● **Records for this task**:
## start
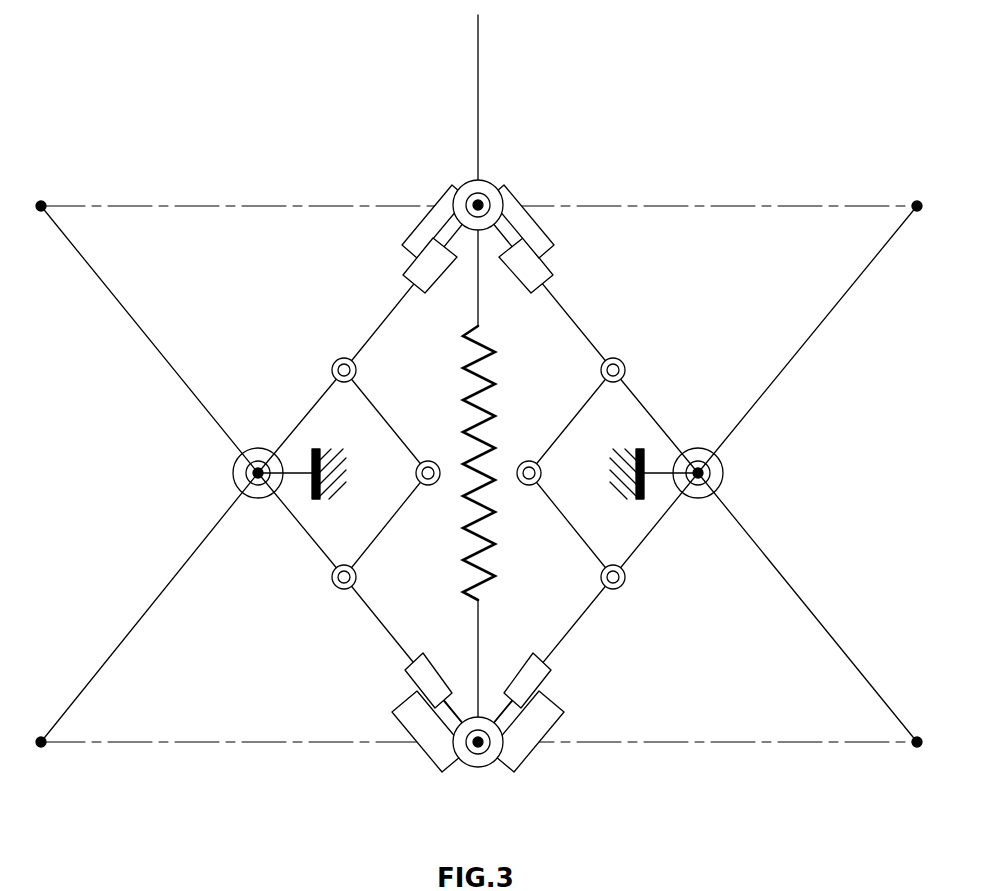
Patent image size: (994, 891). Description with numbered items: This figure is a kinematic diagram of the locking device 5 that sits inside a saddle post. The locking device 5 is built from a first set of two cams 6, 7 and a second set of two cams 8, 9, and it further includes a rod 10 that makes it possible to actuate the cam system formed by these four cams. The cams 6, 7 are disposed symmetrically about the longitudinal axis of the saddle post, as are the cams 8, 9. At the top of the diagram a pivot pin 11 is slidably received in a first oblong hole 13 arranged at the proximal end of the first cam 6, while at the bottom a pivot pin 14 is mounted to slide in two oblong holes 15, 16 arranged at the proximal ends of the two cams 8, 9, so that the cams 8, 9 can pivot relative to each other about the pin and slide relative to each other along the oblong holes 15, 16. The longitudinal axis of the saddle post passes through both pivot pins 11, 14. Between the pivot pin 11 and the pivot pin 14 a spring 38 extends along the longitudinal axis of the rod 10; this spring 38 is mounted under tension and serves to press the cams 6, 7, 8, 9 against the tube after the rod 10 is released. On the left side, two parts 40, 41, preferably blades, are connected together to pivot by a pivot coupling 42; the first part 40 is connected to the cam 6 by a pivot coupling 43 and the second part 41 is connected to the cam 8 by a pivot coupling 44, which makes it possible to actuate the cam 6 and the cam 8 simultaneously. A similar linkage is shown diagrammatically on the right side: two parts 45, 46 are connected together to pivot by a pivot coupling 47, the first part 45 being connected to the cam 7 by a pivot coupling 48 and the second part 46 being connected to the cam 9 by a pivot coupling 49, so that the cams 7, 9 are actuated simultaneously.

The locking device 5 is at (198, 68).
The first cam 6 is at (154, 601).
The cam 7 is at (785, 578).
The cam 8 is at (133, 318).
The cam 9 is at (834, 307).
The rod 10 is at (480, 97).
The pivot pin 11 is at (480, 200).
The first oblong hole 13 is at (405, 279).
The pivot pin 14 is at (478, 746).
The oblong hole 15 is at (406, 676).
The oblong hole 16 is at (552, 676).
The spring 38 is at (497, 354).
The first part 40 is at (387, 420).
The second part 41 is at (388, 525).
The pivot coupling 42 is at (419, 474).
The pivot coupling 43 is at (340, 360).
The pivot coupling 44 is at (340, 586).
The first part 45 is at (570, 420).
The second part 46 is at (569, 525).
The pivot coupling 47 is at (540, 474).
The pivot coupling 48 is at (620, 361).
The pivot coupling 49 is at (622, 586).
## end
● **Task brief**:
Rewrite the stretch of rows from the beginning through the line containing "The pivot pin 11 is at (480, 200).", renaming "saddle post" to "seat post" and keeping everything else the same. Leave the pictures out.

● **Reply to the exercise**:
Patent image size: (994, 891). Description with numbered items: This figure is a kinematic diagram of the locking device 5 that sits inside a seat post. The locking device 5 is built from a first set of two cams 6, 7 and a second set of two cams 8, 9, and it further includes a rod 10 that makes it possible to actuate the cam system formed by these four cams. The cams 6, 7 are disposed symmetrically about the longitudinal axis of the seat post, as are the cams 8, 9. At the top of the diagram a pivot pin 11 is slidably received in a first oblong hole 13 arranged at the proximal end of the first cam 6, while at the bottom a pivot pin 14 is mounted to slide in two oblong holes 15, 16 arranged at the proximal ends of the two cams 8, 9, so that the cams 8, 9 can pivot relative to each other about the pin and slide relative to each other along the oblong holes 15, 16. The longitudinal axis of the seat post passes through both pivot pins 11, 14. Between the pivot pin 11 and the pivot pin 14 a spring 38 extends along the longitudinal axis of the rod 10; this spring 38 is mounted under tension and serves to press the cams 6, 7, 8, 9 against the tube after the rod 10 is released. On the left side, two parts 40, 41, preferably blades, are connected together to pivot by a pivot coupling 42; the first part 40 is connected to the cam 6 by a pivot coupling 43 and the second part 41 is connected to the cam 8 by a pivot coupling 44, which makes it possible to actuate the cam 6 and the cam 8 simultaneously. A similar linkage is shown diagrammatically on the right side: two parts 45, 46 are connected together to pivot by a pivot coupling 47, the first part 45 being connected to the cam 7 by a pivot coupling 48 and the second part 46 being connected to the cam 9 by a pivot coupling 49, so that the cams 7, 9 are actuated simultaneously.

The locking device 5 is at (198, 68).
The first cam 6 is at (154, 601).
The cam 7 is at (785, 578).
The cam 8 is at (133, 318).
The cam 9 is at (834, 307).
The rod 10 is at (480, 97).
The pivot pin 11 is at (480, 200).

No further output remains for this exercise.